*Problem to work on*
Reproduce the whole grid computing excerpt below word for word, with every line of its code intact.

*Text excerpt*
________________
If you start two servers and run this client code then you will see a log in one of the servers as soon as the calculation for 30 is completed. The code for 40 will take a little longer and you will see the logs.

You can try starting many servers and modifying the client code to send the request to all of them one by one to see how long it takes to execute.

Making the client code more effective

The usual case for a grid computing scenario is that you have a set of grid servers and you submit the tasks to them. Each server is busy for the duration that it is executing the code and then becomes available for more execution. The following code snippet shows how we can modify the client to loop over a set of proxies and continuously submit jobs.

import xmlrpclib,base64,types,marshal
from fibonaaci import *
from threading import Thread
from collections import deque

proxy = xmlrpclib.ServerProxy("http://localhost:8000/")
proxy1 = xmlrpclib.ServerProxy("http://localhost:8001/")

code_string=base64.b64encode(marshal.dumps(fibonaaci.func_code))

servers=deque([proxy,proxy1])

class Runner(Thread):
    def __init__(self,code,param):
        Thread.__init__(self)
        self.code=code
        self.param=param

    def run(self):
        while True:
            try:
                proxy=servers.popleft()
            except:
                proxy=None
            while proxy is None:
                try:
                    proxy=servers.popleft()
                except:
                    proxy=None
            print proxy.execute(self.code,self.param)
            servers.append(proxy)

r=Runner(code_string,35)
r1=Runner(code_string,35)

r.start()
r1.start()

r.join()
r1.join()

Conclusion

What I have shown here is a very simple example. In a larger use case you will have to ensure that all the libraries are deployed and available on all the grid servers. You will want to have an optimum number of servers, and some way to monitor the status of each job. Also, the client code will have to deal with taking a large input set and splitting it across all the tasks.

All that can be built on top of this simple framework and you can have a working grid ready in a matter of days!

Written on July 26, 2011
________________
*Record excerpts*
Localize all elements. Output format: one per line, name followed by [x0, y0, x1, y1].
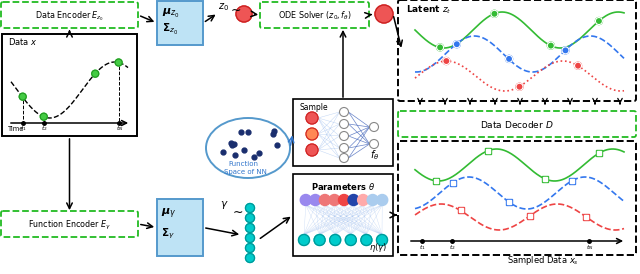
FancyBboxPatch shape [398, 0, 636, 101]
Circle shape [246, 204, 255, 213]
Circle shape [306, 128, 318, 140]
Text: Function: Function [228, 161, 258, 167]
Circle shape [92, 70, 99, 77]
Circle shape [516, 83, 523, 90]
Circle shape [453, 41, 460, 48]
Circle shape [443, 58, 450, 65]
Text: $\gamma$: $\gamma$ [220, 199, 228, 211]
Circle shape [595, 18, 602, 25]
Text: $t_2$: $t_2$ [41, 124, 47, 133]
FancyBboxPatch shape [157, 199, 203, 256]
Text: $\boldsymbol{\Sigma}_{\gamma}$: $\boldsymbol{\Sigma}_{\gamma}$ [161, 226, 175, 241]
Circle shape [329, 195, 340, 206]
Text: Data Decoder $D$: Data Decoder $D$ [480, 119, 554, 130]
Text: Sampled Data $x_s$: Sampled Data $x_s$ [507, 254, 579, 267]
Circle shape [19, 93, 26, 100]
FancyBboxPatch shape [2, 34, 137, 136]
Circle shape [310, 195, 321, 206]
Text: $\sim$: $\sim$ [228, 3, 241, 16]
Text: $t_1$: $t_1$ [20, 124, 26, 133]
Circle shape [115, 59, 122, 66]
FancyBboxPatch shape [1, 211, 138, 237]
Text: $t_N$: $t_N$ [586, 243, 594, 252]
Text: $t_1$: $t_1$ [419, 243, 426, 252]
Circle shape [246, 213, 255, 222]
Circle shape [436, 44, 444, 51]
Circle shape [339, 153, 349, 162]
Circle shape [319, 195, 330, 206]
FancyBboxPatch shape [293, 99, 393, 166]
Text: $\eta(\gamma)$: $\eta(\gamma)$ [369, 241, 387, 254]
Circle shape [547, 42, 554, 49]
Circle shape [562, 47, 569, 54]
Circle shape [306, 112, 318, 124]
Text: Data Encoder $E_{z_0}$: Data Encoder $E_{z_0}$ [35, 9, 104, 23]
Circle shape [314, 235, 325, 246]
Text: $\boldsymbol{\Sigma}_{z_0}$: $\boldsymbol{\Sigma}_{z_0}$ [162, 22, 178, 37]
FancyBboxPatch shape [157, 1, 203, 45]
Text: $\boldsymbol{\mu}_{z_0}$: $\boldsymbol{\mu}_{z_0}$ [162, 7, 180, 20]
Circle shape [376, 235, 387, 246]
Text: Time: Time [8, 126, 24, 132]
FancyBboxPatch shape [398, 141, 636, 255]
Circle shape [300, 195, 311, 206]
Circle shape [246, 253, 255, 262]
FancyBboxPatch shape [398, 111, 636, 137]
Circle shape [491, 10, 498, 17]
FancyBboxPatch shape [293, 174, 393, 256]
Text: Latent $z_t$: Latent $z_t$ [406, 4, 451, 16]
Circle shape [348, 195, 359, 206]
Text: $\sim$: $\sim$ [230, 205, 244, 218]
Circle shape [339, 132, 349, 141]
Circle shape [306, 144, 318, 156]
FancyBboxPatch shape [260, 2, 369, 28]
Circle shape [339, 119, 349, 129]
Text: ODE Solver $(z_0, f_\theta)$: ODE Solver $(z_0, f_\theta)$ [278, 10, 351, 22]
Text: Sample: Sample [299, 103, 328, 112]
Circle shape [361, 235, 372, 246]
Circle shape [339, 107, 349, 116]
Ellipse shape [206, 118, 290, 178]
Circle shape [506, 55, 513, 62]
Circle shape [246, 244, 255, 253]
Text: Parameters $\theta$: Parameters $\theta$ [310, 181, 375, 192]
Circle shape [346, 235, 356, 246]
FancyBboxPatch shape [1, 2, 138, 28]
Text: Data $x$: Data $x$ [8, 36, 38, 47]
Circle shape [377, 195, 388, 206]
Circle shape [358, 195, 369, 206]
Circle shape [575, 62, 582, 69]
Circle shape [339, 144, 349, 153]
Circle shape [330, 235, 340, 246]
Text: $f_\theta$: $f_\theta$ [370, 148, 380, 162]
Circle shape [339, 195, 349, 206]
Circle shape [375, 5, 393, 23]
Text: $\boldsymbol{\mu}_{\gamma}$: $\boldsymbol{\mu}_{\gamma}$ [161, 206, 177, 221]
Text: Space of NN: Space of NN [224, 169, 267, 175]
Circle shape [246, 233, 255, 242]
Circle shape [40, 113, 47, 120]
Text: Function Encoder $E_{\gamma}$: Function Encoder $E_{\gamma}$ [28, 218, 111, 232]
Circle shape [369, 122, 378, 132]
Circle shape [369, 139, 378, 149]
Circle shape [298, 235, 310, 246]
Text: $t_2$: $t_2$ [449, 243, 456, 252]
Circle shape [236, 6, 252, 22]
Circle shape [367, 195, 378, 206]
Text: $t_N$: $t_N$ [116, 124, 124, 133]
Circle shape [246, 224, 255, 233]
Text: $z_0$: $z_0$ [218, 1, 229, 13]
________________
*The solution*
If you start two servers and run this client code then you will see a log in one of the servers as soon as the calculation for 30 is completed. The code for 40 will take a little longer and you will see the logs.

You can try starting many servers and modifying the client code to send the request to all of them one by one to see how long it takes to execute.

Making the client code more effective

The usual case for a grid computing scenario is that you have a set of grid servers and you submit the tasks to them. Each server is busy for the duration that it is executing the code and then becomes available for more execution. The following code snippet shows how we can modify the client to loop over a set of proxies and continuously submit jobs.

import xmlrpclib,base64,types,marshal
from fibonaaci import *
from threading import Thread
from collections import deque

proxy = xmlrpclib.ServerProxy("http://localhost:8000/")
proxy1 = xmlrpclib.ServerProxy("http://localhost:8001/")

code_string=base64.b64encode(marshal.dumps(fibonaaci.func_code))

servers=deque([proxy,proxy1])

class Runner(Thread):
    def __init__(self,code,param):
        Thread.__init__(self)
        self.code=code
        self.param=param

    def run(self):
        while True:
            try:
                proxy=servers.popleft()
            except:
                proxy=None
            while proxy is None:
                try:
                    proxy=servers.popleft()
                except:
                    proxy=None
            print proxy.execute(self.code,self.param)
            servers.append(proxy)

r=Runner(code_string,35)
r1=Runner(code_string,35)

r.start()
r1.start()

r.join()
r1.join()

Conclusion

What I have shown here is a very simple example. In a larger use case you will have to ensure that all the libraries are deployed and available on all the grid servers. You will want to have an optimum number of servers, and some way to monitor the status of each job. Also, the client code will have to deal with taking a large input set and splitting it across all the tasks.

All that can be built on top of this simple framework and you can have a working grid ready in a matter of days!

Written on July 26, 2011